-- Start of Stored rows --
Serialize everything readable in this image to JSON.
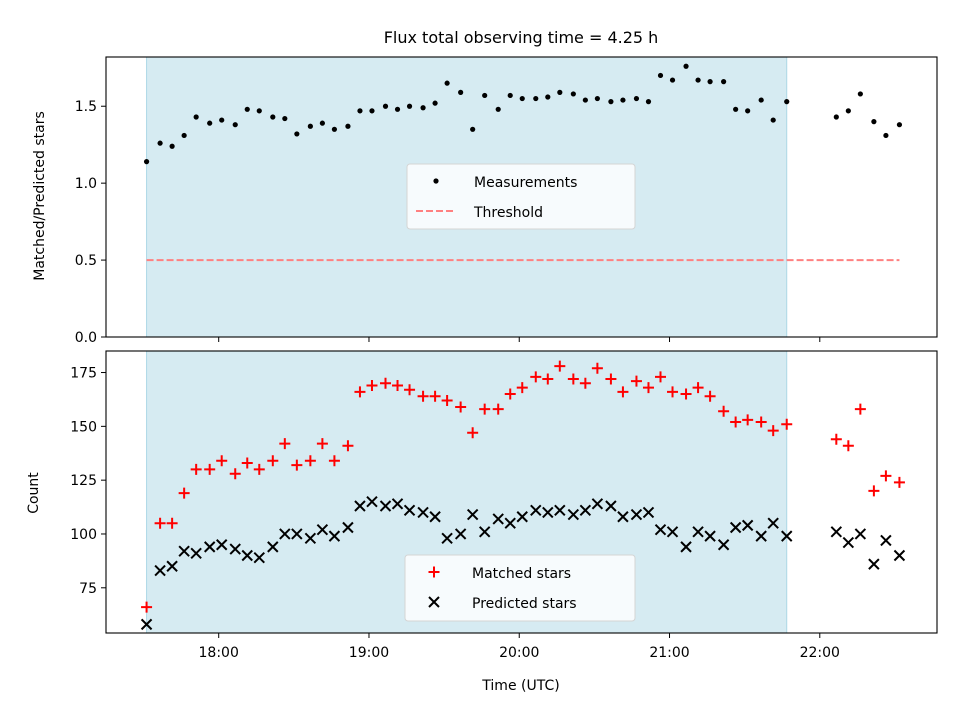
{
  "chart_data": [
    {
      "type": "scatter",
      "title": "Flux total observing time = 4.25 h",
      "xlabel": "",
      "ylabel": "Matched/Predicted stars",
      "xlim": [
        17.25,
        22.78
      ],
      "ylim": [
        0,
        1.82
      ],
      "yticks": [
        0.0,
        0.5,
        1.0,
        1.5
      ],
      "ytick_labels": [
        "0.0",
        "0.5",
        "1.0",
        "1.5"
      ],
      "xticks": [
        18,
        19,
        20,
        21,
        22
      ],
      "shaded_span": [
        17.52,
        21.78
      ],
      "legend": {
        "placement": "center",
        "entries": [
          "Measurements",
          "Threshold"
        ]
      },
      "threshold": {
        "name": "Threshold",
        "y": 0.5,
        "x": [
          17.52,
          22.53
        ]
      },
      "series": [
        {
          "name": "Measurements",
          "x": [
            17.52,
            17.61,
            17.69,
            17.77,
            17.85,
            17.94,
            18.02,
            18.11,
            18.19,
            18.27,
            18.36,
            18.44,
            18.52,
            18.61,
            18.69,
            18.77,
            18.86,
            18.94,
            19.02,
            19.11,
            19.19,
            19.27,
            19.36,
            19.44,
            19.52,
            19.61,
            19.69,
            19.77,
            19.86,
            19.94,
            20.02,
            20.11,
            20.19,
            20.27,
            20.36,
            20.44,
            20.52,
            20.61,
            20.69,
            20.78,
            20.86,
            20.94,
            21.02,
            21.11,
            21.19,
            21.27,
            21.36,
            21.44,
            21.52,
            21.61,
            21.69,
            21.78,
            22.11,
            22.19,
            22.27,
            22.36,
            22.44,
            22.53
          ],
          "values": [
            1.14,
            1.26,
            1.24,
            1.31,
            1.43,
            1.39,
            1.41,
            1.38,
            1.48,
            1.47,
            1.43,
            1.42,
            1.32,
            1.37,
            1.39,
            1.35,
            1.37,
            1.47,
            1.47,
            1.5,
            1.48,
            1.5,
            1.49,
            1.52,
            1.65,
            1.59,
            1.35,
            1.57,
            1.48,
            1.57,
            1.55,
            1.55,
            1.56,
            1.59,
            1.58,
            1.54,
            1.55,
            1.53,
            1.54,
            1.55,
            1.53,
            1.7,
            1.67,
            1.76,
            1.67,
            1.66,
            1.66,
            1.48,
            1.47,
            1.54,
            1.41,
            1.53,
            1.43,
            1.47,
            1.58,
            1.4,
            1.31,
            1.38
          ]
        }
      ]
    },
    {
      "type": "scatter",
      "title": "",
      "xlabel": "Time (UTC)",
      "ylabel": "Count",
      "xlim": [
        17.25,
        22.78
      ],
      "ylim": [
        54,
        185
      ],
      "yticks": [
        75,
        100,
        125,
        150,
        175
      ],
      "ytick_labels": [
        "75",
        "100",
        "125",
        "150",
        "175"
      ],
      "xticks": [
        18,
        19,
        20,
        21,
        22
      ],
      "xtick_labels": [
        "18:00",
        "19:00",
        "20:00",
        "21:00",
        "22:00"
      ],
      "shaded_span": [
        17.52,
        21.78
      ],
      "legend": {
        "placement": "lower center",
        "entries": [
          "Matched stars",
          "Predicted stars"
        ]
      },
      "x": [
        17.52,
        17.61,
        17.69,
        17.77,
        17.85,
        17.94,
        18.02,
        18.11,
        18.19,
        18.27,
        18.36,
        18.44,
        18.52,
        18.61,
        18.69,
        18.77,
        18.86,
        18.94,
        19.02,
        19.11,
        19.19,
        19.27,
        19.36,
        19.44,
        19.52,
        19.61,
        19.69,
        19.77,
        19.86,
        19.94,
        20.02,
        20.11,
        20.19,
        20.27,
        20.36,
        20.44,
        20.52,
        20.61,
        20.69,
        20.78,
        20.86,
        20.94,
        21.02,
        21.11,
        21.19,
        21.27,
        21.36,
        21.44,
        21.52,
        21.61,
        21.69,
        21.78,
        22.11,
        22.19,
        22.27,
        22.36,
        22.44,
        22.53
      ],
      "series": [
        {
          "name": "Matched stars",
          "marker": "+",
          "values": [
            66,
            105,
            105,
            119,
            130,
            130,
            134,
            128,
            133,
            130,
            134,
            142,
            132,
            134,
            142,
            134,
            141,
            166,
            169,
            170,
            169,
            167,
            164,
            164,
            162,
            159,
            147,
            158,
            158,
            165,
            168,
            173,
            172,
            178,
            172,
            170,
            177,
            172,
            166,
            171,
            168,
            173,
            166,
            165,
            168,
            164,
            157,
            152,
            153,
            152,
            148,
            151,
            144,
            141,
            158,
            120,
            127,
            124
          ]
        },
        {
          "name": "Predicted stars",
          "marker": "x",
          "values": [
            58,
            83,
            85,
            92,
            91,
            94,
            95,
            93,
            90,
            89,
            94,
            100,
            100,
            98,
            102,
            99,
            103,
            113,
            115,
            113,
            114,
            111,
            110,
            108,
            98,
            100,
            109,
            101,
            107,
            105,
            108,
            111,
            110,
            111,
            109,
            111,
            114,
            113,
            108,
            109,
            110,
            102,
            101,
            94,
            101,
            99,
            95,
            103,
            104,
            99,
            105,
            99,
            101,
            96,
            100,
            86,
            97,
            90
          ]
        }
      ]
    }
  ],
  "colors": {
    "span": "#add8e6",
    "measurements": "#000000",
    "threshold": "#ff8080",
    "matched": "#ff0000",
    "predicted": "#000000"
  }
}
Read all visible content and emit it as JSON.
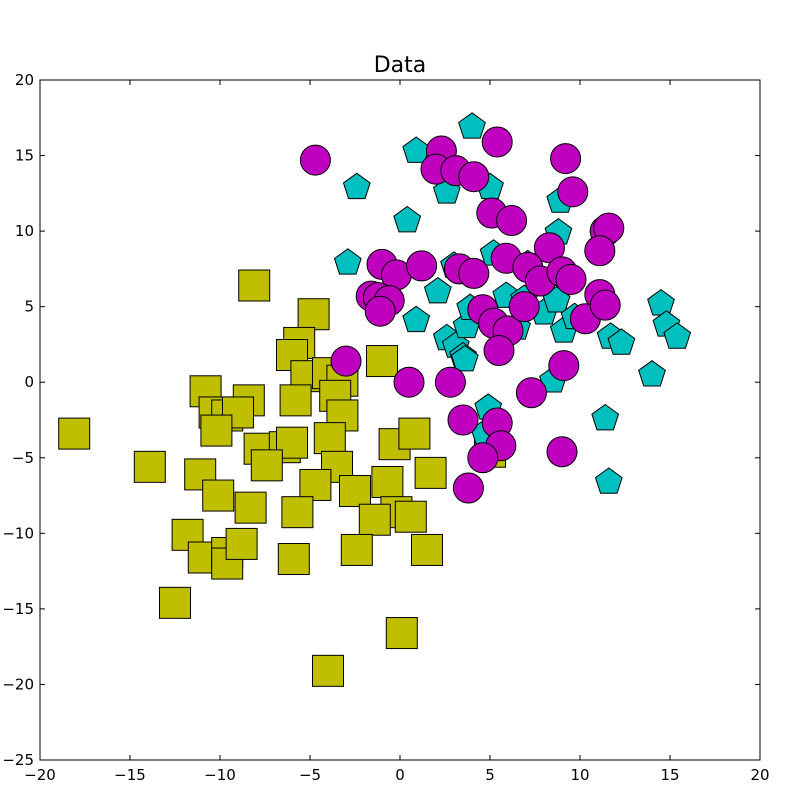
{
  "chart_data": {
    "type": "scatter",
    "title": "Data",
    "xlabel": "",
    "ylabel": "",
    "xlim": [
      -20,
      20
    ],
    "ylim": [
      -25,
      20
    ],
    "xticks": [
      -20,
      -15,
      -10,
      -5,
      0,
      5,
      10,
      15,
      20
    ],
    "yticks": [
      -25,
      -20,
      -15,
      -10,
      -5,
      0,
      5,
      10,
      15,
      20
    ],
    "xtick_labels": [
      "−20",
      "−15",
      "−10",
      "−5",
      "0",
      "5",
      "10",
      "15",
      "20"
    ],
    "ytick_labels": [
      "−25",
      "−20",
      "−15",
      "−10",
      "−5",
      "0",
      "5",
      "10",
      "15",
      "20"
    ],
    "grid": false,
    "series": [
      {
        "marker": "square",
        "color": "#bfbf00",
        "points": [
          [
            -8.1,
            6.4
          ],
          [
            -4.8,
            4.5
          ],
          [
            -5.6,
            2.6
          ],
          [
            -6.0,
            1.8
          ],
          [
            -5.2,
            0.4
          ],
          [
            -4.0,
            0.6
          ],
          [
            -3.2,
            0.1
          ],
          [
            -1.0,
            1.4
          ],
          [
            -10.8,
            -0.6
          ],
          [
            -8.4,
            -1.2
          ],
          [
            -10.3,
            -2.0
          ],
          [
            -9.6,
            -2.2
          ],
          [
            -9.0,
            -2.0
          ],
          [
            -5.8,
            -1.2
          ],
          [
            -3.6,
            -0.9
          ],
          [
            -3.2,
            -2.2
          ],
          [
            -10.2,
            -3.2
          ],
          [
            -7.8,
            -4.4
          ],
          [
            -6.4,
            -4.3
          ],
          [
            -6.0,
            -4.0
          ],
          [
            -3.9,
            -3.7
          ],
          [
            -7.4,
            -5.5
          ],
          [
            -3.5,
            -5.6
          ],
          [
            -0.3,
            -4.1
          ],
          [
            0.8,
            -3.4
          ],
          [
            -13.9,
            -5.6
          ],
          [
            -11.1,
            -6.1
          ],
          [
            -10.1,
            -7.5
          ],
          [
            -8.3,
            -8.3
          ],
          [
            -4.7,
            -6.8
          ],
          [
            -2.5,
            -7.2
          ],
          [
            -0.7,
            -6.6
          ],
          [
            -0.2,
            -8.6
          ],
          [
            -1.4,
            -9.1
          ],
          [
            0.6,
            -8.9
          ],
          [
            1.7,
            -6.0
          ],
          [
            -5.7,
            -8.6
          ],
          [
            -11.8,
            -10.1
          ],
          [
            -10.9,
            -11.6
          ],
          [
            -9.6,
            -11.3
          ],
          [
            -9.6,
            -12.0
          ],
          [
            -8.8,
            -10.7
          ],
          [
            -5.9,
            -11.7
          ],
          [
            -2.4,
            -11.1
          ],
          [
            1.5,
            -11.1
          ],
          [
            -12.5,
            -14.6
          ],
          [
            0.1,
            -16.6
          ],
          [
            -4.0,
            -19.1
          ],
          [
            -18.1,
            -3.4
          ],
          [
            5.0,
            -4.6
          ]
        ]
      },
      {
        "marker": "pentagon",
        "color": "#00bfbf",
        "points": [
          [
            4.0,
            16.9
          ],
          [
            0.9,
            15.3
          ],
          [
            -2.4,
            12.9
          ],
          [
            2.6,
            12.6
          ],
          [
            5.0,
            12.9
          ],
          [
            0.4,
            10.7
          ],
          [
            8.9,
            12.0
          ],
          [
            8.8,
            9.9
          ],
          [
            11.3,
            9.7
          ],
          [
            -2.9,
            7.9
          ],
          [
            2.1,
            6.0
          ],
          [
            3.0,
            7.7
          ],
          [
            5.2,
            8.5
          ],
          [
            7.1,
            7.8
          ],
          [
            0.9,
            4.1
          ],
          [
            2.6,
            2.9
          ],
          [
            3.1,
            2.4
          ],
          [
            3.7,
            3.7
          ],
          [
            3.9,
            4.9
          ],
          [
            3.5,
            1.7
          ],
          [
            5.9,
            5.7
          ],
          [
            6.5,
            3.6
          ],
          [
            6.9,
            5.5
          ],
          [
            8.0,
            4.6
          ],
          [
            8.7,
            5.4
          ],
          [
            9.1,
            3.4
          ],
          [
            9.7,
            4.3
          ],
          [
            11.7,
            3.0
          ],
          [
            12.3,
            2.6
          ],
          [
            14.5,
            5.2
          ],
          [
            14.8,
            3.8
          ],
          [
            15.4,
            3.0
          ],
          [
            14.0,
            0.5
          ],
          [
            8.5,
            0.1
          ],
          [
            4.9,
            -1.7
          ],
          [
            4.7,
            -3.4
          ],
          [
            11.4,
            -2.4
          ],
          [
            11.6,
            -6.6
          ],
          [
            3.6,
            1.5
          ]
        ]
      },
      {
        "marker": "circle",
        "color": "#bf00bf",
        "points": [
          [
            -4.7,
            14.7
          ],
          [
            2.3,
            15.3
          ],
          [
            5.4,
            15.9
          ],
          [
            9.2,
            14.8
          ],
          [
            2.0,
            14.1
          ],
          [
            3.1,
            14.0
          ],
          [
            4.1,
            13.6
          ],
          [
            9.6,
            12.6
          ],
          [
            5.1,
            11.2
          ],
          [
            6.2,
            10.7
          ],
          [
            11.4,
            10.0
          ],
          [
            11.6,
            10.2
          ],
          [
            11.1,
            8.7
          ],
          [
            8.3,
            8.9
          ],
          [
            -1.0,
            7.8
          ],
          [
            -0.2,
            7.1
          ],
          [
            1.2,
            7.7
          ],
          [
            3.3,
            7.5
          ],
          [
            4.1,
            7.2
          ],
          [
            5.9,
            8.2
          ],
          [
            7.1,
            7.6
          ],
          [
            7.8,
            6.7
          ],
          [
            9.0,
            7.3
          ],
          [
            9.5,
            6.8
          ],
          [
            11.1,
            5.8
          ],
          [
            -1.6,
            5.7
          ],
          [
            -1.2,
            5.6
          ],
          [
            -0.6,
            5.4
          ],
          [
            -1.1,
            4.7
          ],
          [
            4.6,
            4.8
          ],
          [
            5.2,
            3.9
          ],
          [
            6.0,
            3.4
          ],
          [
            6.9,
            5.0
          ],
          [
            10.3,
            4.2
          ],
          [
            11.4,
            5.1
          ],
          [
            -3.0,
            1.4
          ],
          [
            0.5,
            0.0
          ],
          [
            2.8,
            0.0
          ],
          [
            5.5,
            2.1
          ],
          [
            7.3,
            -0.7
          ],
          [
            9.1,
            1.1
          ],
          [
            3.5,
            -2.5
          ],
          [
            5.4,
            -2.7
          ],
          [
            5.6,
            -4.2
          ],
          [
            4.6,
            -5.0
          ],
          [
            9.0,
            -4.6
          ],
          [
            3.8,
            -7.0
          ]
        ]
      }
    ]
  }
}
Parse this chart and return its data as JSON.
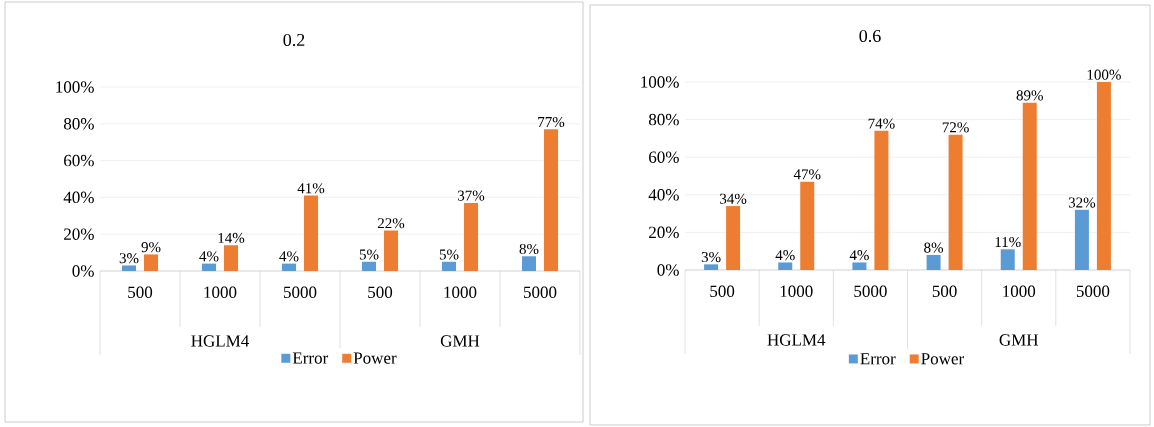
{
  "chart_data": [
    {
      "type": "bar",
      "title": "0.2",
      "categories": [
        "500",
        "1000",
        "5000",
        "500",
        "1000",
        "5000"
      ],
      "annotations": [
        "HGLM4",
        "GMH"
      ],
      "series": [
        {
          "name": "Error",
          "color": "#5b9bd5",
          "values": [
            3,
            4,
            4,
            5,
            5,
            8
          ],
          "value_labels": [
            "3%",
            "4%",
            "4%",
            "5%",
            "5%",
            "8%"
          ]
        },
        {
          "name": "Power",
          "color": "#ed7d31",
          "values": [
            9,
            14,
            41,
            22,
            37,
            77
          ],
          "value_labels": [
            "9%",
            "14%",
            "41%",
            "22%",
            "37%",
            "77%"
          ]
        }
      ],
      "ylim": [
        0,
        100
      ],
      "yticks": [
        {
          "value": 0,
          "label": "0%"
        },
        {
          "value": 20,
          "label": "20%"
        },
        {
          "value": 40,
          "label": "40%"
        },
        {
          "value": 60,
          "label": "60%"
        },
        {
          "value": 80,
          "label": "80%"
        },
        {
          "value": 100,
          "label": "100%"
        }
      ],
      "grid": "y",
      "legend": "bottom"
    },
    {
      "type": "bar",
      "title": "0.6",
      "categories": [
        "500",
        "1000",
        "5000",
        "500",
        "1000",
        "5000"
      ],
      "annotations": [
        "HGLM4",
        "GMH"
      ],
      "series": [
        {
          "name": "Error",
          "color": "#5b9bd5",
          "values": [
            3,
            4,
            4,
            8,
            11,
            32
          ],
          "value_labels": [
            "3%",
            "4%",
            "4%",
            "8%",
            "11%",
            "32%"
          ]
        },
        {
          "name": "Power",
          "color": "#ed7d31",
          "values": [
            34,
            47,
            74,
            72,
            89,
            100
          ],
          "value_labels": [
            "34%",
            "47%",
            "74%",
            "72%",
            "89%",
            "100%"
          ]
        }
      ],
      "ylim": [
        0,
        100
      ],
      "yticks": [
        {
          "value": 0,
          "label": "0%"
        },
        {
          "value": 20,
          "label": "20%"
        },
        {
          "value": 40,
          "label": "40%"
        },
        {
          "value": 60,
          "label": "60%"
        },
        {
          "value": 80,
          "label": "80%"
        },
        {
          "value": 100,
          "label": "100%"
        }
      ],
      "grid": "y",
      "legend": "bottom"
    }
  ]
}
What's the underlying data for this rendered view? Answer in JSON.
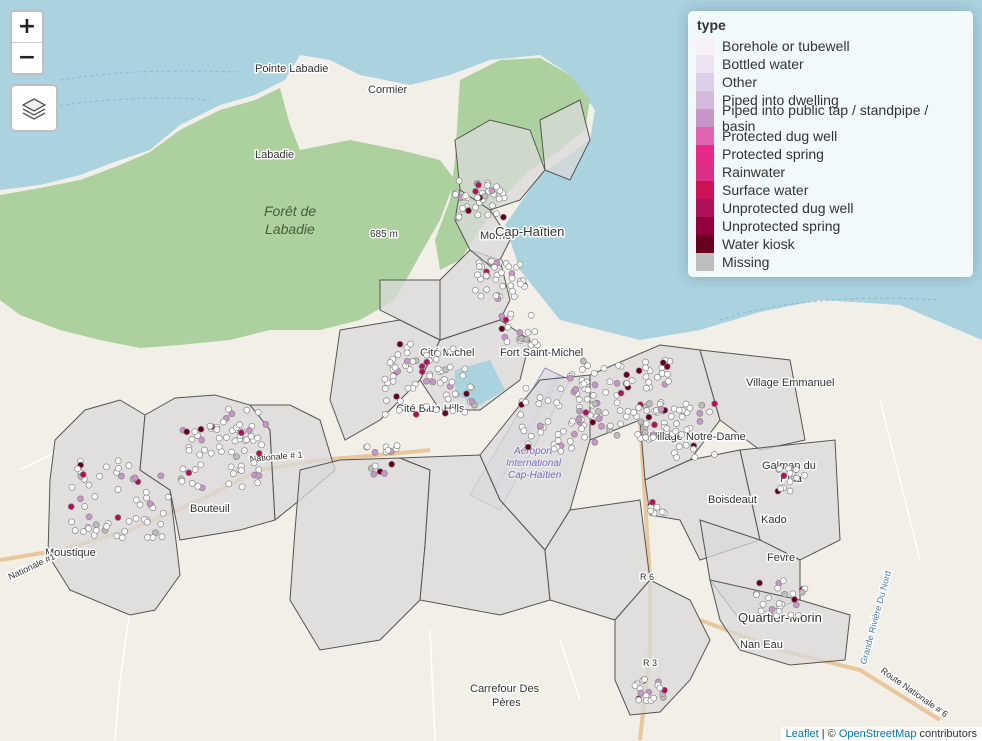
{
  "map": {
    "colors": {
      "sea": "#aad3df",
      "land": "#f2efe9",
      "forest": "#add19e",
      "region_fill": "#d9d9d9",
      "region_stroke": "#555555",
      "point_white": "#ffffff"
    },
    "places": {
      "pointe_labadie": "Pointe Labadie",
      "cormier": "Cormier",
      "labadie": "Labadie",
      "foret_line1": "Forêt de",
      "foret_line2": "Labadie",
      "elevation": "685 m",
      "morne": "Morne",
      "cap_haitien": "Cap-Haïtien",
      "cite_michel": "Cité Michel",
      "fort_saint_michel": "Fort Saint-Michel",
      "cite_blue_hills": "Cité Blue Hills",
      "village_emmanuel": "Village Emmanuel",
      "notre_dame": "Village Notre-Dame",
      "galman": "Galman du",
      "plaa": "Plaa",
      "boisdeaut": "Boisdeaut",
      "kado": "Kado",
      "fevre": "Fevre",
      "quartier_morin": "Quartier-Morin",
      "nan_eau": "Nan Eau",
      "carrefour_line1": "Carrefour Des",
      "carrefour_line2": "Pères",
      "moustique": "Moustique",
      "bouteuil": "Bouteuil",
      "aeroport_line1": "Aéroport",
      "aeroport_line2": "International",
      "aeroport_line3": "Cap-Haïtien",
      "rn1": "Nationale #1",
      "rn1b": "Nationale # 1",
      "rn6": "Route Nationale # 6",
      "r6": "R 6",
      "r3": "R 3",
      "river": "Grande Rivière Du Nord"
    }
  },
  "controls": {
    "zoom_in": "+",
    "zoom_out": "−",
    "layers_icon": "layers-icon"
  },
  "legend": {
    "title": "type",
    "items": [
      {
        "label": "Borehole or tubewell",
        "color": "#f7f0f8"
      },
      {
        "label": "Bottled water",
        "color": "#ece3f0"
      },
      {
        "label": "Other",
        "color": "#dccde8"
      },
      {
        "label": "Piped into dwelling",
        "color": "#d4b9da"
      },
      {
        "label": "Piped into public tap / standpipe / basin",
        "color": "#c994c7"
      },
      {
        "label": "Protected dug well",
        "color": "#df65b0"
      },
      {
        "label": "Protected spring",
        "color": "#e7298a"
      },
      {
        "label": "Rainwater",
        "color": "#dc2f86"
      },
      {
        "label": "Surface water",
        "color": "#ce1256"
      },
      {
        "label": "Unprotected dug well",
        "color": "#b0125a"
      },
      {
        "label": "Unprotected spring",
        "color": "#91003f"
      },
      {
        "label": "Water kiosk",
        "color": "#67001f"
      },
      {
        "label": "Missing",
        "color": "#bdbdbd"
      }
    ]
  },
  "attribution": {
    "leaflet": "Leaflet",
    "sep": " | © ",
    "osm": "OpenStreetMap",
    "contributors": " contributors"
  }
}
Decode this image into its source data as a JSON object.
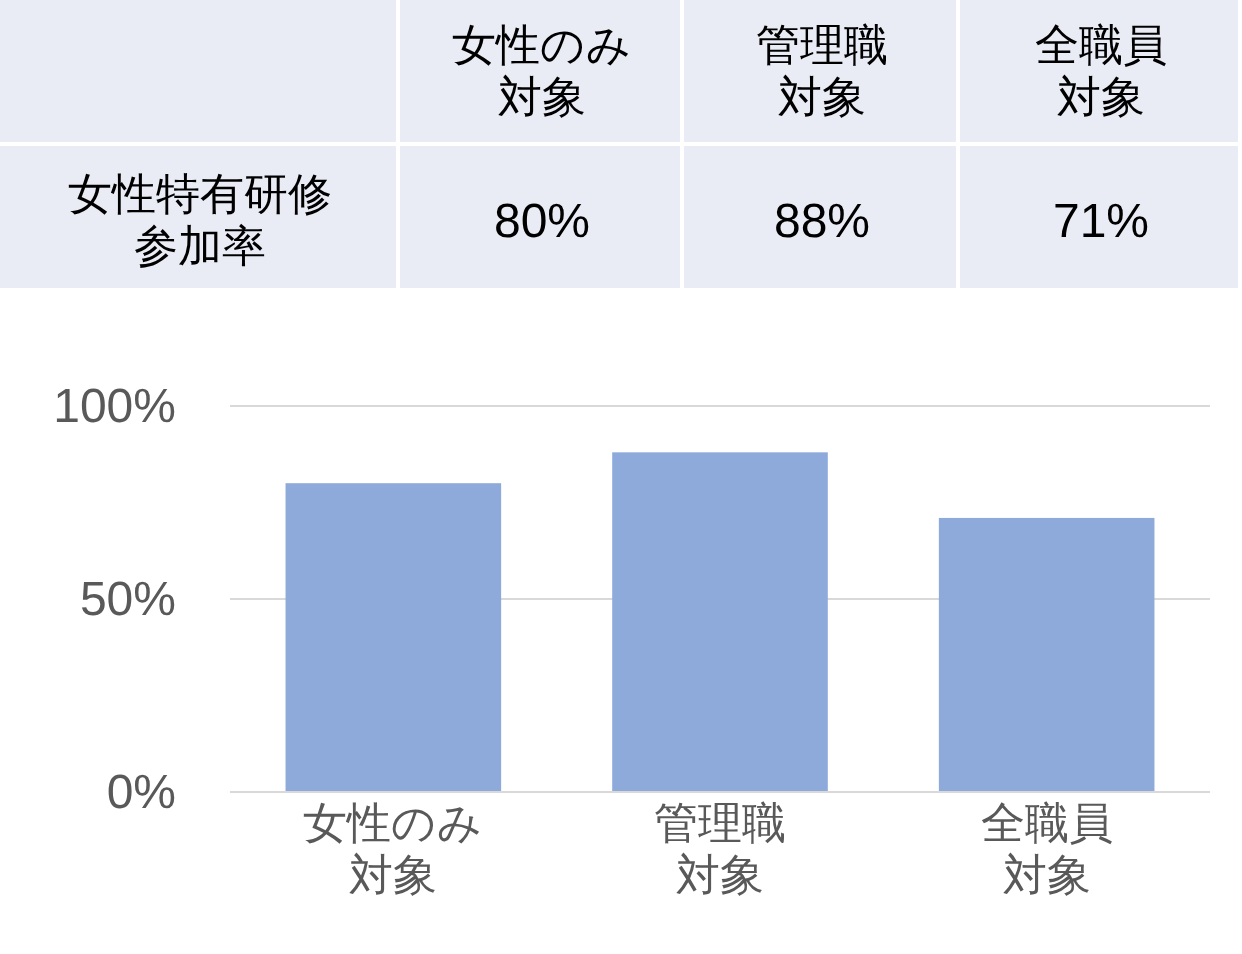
-- End of Stored rows --
Aim: Count each line with "image" in it and report that figure by itself.

Solution to this task: 2